>> Begin
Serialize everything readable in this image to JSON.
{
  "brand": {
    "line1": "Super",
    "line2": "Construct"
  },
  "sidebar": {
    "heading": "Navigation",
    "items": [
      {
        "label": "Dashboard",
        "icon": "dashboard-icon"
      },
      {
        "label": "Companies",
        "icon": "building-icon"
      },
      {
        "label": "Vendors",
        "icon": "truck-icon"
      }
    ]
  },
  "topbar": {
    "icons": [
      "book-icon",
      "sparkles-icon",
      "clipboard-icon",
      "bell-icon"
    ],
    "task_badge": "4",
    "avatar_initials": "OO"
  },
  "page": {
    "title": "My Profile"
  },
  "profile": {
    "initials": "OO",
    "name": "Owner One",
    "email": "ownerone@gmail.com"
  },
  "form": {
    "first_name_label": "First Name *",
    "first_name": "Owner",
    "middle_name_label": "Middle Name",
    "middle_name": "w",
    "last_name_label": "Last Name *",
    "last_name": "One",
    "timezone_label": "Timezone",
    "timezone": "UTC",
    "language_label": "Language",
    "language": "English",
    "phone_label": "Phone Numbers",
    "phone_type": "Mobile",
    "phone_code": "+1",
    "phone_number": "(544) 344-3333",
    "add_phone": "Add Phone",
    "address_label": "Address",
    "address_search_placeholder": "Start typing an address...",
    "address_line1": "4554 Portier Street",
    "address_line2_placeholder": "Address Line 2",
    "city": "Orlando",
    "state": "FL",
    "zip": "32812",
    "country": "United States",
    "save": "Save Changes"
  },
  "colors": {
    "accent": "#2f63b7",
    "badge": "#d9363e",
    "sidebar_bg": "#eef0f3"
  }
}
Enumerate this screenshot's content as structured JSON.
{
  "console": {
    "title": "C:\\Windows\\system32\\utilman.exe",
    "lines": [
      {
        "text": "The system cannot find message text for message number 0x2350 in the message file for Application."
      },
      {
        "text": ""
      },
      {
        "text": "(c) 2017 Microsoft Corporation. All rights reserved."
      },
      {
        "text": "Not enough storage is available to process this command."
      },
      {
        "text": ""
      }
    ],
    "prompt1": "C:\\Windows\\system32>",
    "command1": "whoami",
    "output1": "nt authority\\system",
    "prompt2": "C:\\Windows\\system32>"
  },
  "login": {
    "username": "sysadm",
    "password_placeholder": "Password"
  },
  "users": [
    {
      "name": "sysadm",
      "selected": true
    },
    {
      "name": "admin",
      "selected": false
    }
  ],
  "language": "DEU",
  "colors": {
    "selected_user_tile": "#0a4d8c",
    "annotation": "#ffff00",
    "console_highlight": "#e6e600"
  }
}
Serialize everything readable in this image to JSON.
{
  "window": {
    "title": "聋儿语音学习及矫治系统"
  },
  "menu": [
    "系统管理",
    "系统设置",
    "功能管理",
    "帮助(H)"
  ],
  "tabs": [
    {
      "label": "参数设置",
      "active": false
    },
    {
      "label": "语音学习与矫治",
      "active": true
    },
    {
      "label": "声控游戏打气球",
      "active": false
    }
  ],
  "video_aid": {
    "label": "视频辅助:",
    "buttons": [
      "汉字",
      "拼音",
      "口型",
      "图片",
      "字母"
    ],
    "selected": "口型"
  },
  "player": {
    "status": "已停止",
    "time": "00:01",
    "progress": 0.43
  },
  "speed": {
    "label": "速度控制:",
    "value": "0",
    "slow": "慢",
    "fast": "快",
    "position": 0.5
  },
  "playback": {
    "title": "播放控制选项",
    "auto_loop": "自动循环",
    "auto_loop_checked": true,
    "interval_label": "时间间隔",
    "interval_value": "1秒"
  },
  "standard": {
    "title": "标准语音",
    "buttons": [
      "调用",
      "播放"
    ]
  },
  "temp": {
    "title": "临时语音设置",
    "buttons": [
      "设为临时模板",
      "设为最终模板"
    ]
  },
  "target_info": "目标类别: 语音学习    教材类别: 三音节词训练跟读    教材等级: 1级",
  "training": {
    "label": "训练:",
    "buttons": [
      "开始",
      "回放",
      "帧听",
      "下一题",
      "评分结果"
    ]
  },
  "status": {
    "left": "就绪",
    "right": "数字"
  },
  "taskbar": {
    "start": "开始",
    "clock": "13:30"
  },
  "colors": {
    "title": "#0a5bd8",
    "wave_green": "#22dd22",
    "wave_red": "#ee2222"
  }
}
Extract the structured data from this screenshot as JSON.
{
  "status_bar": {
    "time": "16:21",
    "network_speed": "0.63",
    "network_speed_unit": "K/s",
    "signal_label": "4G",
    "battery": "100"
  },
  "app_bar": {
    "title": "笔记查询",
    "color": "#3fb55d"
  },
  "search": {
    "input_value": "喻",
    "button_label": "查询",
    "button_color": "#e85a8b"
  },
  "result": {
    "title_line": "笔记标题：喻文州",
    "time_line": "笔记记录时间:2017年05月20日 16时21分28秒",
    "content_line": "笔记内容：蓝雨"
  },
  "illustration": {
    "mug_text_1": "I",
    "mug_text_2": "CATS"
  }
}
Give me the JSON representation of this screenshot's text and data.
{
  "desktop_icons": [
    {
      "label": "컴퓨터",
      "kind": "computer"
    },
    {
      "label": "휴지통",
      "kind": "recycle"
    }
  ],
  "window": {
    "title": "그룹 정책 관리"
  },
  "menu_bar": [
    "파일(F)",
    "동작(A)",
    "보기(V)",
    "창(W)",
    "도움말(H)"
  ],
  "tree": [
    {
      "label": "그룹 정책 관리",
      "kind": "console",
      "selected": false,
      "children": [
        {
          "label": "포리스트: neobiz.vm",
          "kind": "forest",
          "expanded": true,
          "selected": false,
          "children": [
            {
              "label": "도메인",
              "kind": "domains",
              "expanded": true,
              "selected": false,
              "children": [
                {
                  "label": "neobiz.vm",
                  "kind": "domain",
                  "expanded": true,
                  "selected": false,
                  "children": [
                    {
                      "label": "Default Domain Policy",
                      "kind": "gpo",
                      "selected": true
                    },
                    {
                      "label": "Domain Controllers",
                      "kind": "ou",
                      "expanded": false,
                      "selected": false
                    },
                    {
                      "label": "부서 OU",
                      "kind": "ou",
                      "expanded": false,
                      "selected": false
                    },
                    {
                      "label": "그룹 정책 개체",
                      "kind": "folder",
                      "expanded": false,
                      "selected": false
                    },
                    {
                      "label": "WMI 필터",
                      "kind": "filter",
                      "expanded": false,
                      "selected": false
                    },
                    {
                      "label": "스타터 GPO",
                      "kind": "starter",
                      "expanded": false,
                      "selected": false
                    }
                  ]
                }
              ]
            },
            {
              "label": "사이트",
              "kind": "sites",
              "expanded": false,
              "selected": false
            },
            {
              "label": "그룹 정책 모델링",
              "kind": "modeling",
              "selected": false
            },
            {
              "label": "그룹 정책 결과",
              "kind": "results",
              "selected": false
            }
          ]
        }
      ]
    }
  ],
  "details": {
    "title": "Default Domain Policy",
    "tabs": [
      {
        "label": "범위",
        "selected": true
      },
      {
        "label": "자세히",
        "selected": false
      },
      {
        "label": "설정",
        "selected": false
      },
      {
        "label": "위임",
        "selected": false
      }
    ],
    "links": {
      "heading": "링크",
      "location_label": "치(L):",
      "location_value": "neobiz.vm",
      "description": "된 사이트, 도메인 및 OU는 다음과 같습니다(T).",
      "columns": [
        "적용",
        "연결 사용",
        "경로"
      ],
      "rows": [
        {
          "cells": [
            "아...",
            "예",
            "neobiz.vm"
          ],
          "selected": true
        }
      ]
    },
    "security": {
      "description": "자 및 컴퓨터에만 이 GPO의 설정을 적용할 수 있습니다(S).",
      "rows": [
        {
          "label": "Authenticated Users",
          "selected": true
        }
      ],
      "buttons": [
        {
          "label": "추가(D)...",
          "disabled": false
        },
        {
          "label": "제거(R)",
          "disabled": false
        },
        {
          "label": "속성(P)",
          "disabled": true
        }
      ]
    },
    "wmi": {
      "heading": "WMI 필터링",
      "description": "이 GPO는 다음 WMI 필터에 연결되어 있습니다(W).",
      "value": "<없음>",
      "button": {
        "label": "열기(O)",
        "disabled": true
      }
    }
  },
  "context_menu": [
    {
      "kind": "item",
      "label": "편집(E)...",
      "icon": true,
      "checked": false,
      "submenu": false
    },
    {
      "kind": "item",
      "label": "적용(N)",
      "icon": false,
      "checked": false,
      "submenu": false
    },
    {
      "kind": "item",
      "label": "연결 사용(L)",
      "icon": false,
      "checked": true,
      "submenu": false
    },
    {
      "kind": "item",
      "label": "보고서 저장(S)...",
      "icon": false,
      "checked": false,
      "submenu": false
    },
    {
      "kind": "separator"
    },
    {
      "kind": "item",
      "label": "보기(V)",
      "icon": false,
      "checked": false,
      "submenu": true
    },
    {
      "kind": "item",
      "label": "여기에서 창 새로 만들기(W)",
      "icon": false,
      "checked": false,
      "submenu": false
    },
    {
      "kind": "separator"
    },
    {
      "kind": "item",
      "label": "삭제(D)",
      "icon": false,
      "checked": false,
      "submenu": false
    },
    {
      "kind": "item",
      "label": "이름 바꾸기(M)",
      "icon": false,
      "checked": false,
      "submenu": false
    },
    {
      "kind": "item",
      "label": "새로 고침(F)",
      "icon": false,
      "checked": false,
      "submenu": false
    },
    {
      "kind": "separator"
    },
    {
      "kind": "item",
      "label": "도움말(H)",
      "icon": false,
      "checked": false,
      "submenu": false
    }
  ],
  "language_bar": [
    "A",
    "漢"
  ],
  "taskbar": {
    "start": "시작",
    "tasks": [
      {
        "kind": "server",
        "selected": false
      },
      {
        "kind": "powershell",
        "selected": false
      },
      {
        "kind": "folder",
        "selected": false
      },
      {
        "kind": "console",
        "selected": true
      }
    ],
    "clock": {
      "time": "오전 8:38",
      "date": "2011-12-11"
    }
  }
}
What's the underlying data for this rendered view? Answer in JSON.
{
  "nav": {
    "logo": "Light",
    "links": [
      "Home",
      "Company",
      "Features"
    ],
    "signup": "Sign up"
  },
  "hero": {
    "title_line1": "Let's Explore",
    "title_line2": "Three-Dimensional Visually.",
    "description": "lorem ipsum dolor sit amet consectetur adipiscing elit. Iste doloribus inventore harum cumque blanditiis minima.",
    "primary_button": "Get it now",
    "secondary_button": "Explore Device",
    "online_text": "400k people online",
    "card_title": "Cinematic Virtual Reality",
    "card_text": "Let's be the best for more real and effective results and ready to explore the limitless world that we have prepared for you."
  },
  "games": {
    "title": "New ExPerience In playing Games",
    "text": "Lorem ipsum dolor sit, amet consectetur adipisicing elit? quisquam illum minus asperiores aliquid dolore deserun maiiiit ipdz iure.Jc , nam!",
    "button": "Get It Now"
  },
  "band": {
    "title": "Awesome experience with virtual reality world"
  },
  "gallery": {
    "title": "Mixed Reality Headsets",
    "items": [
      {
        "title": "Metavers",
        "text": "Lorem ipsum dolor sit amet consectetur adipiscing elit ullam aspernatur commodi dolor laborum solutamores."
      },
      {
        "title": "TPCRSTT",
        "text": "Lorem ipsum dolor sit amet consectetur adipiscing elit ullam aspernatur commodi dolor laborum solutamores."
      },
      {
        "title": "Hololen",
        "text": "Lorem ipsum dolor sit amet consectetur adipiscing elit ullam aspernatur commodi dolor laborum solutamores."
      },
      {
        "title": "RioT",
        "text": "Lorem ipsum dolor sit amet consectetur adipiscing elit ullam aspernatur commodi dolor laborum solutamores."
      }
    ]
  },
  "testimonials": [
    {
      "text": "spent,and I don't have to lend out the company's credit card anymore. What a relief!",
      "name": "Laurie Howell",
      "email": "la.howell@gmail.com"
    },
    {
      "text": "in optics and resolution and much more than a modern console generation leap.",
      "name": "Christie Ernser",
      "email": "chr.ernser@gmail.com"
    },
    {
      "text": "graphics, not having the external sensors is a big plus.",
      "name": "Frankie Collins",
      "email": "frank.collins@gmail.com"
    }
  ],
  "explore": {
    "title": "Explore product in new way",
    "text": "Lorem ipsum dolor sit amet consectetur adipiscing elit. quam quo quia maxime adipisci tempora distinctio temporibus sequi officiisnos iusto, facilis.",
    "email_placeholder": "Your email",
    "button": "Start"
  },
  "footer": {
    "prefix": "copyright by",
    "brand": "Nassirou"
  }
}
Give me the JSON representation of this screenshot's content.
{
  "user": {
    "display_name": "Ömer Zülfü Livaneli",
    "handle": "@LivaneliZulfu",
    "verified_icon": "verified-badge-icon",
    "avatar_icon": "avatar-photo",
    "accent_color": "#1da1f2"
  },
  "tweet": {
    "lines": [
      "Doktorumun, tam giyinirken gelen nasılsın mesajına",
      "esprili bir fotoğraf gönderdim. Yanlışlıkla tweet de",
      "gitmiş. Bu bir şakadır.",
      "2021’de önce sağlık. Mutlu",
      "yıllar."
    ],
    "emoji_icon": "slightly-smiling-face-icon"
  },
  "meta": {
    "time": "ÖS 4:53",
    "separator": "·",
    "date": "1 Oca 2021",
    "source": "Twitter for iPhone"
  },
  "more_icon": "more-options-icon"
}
>> End
SET EXERCISE: How many lines of the listing include the string "Windows"? Answer with the number alone.

WRITTEN REPLY: 3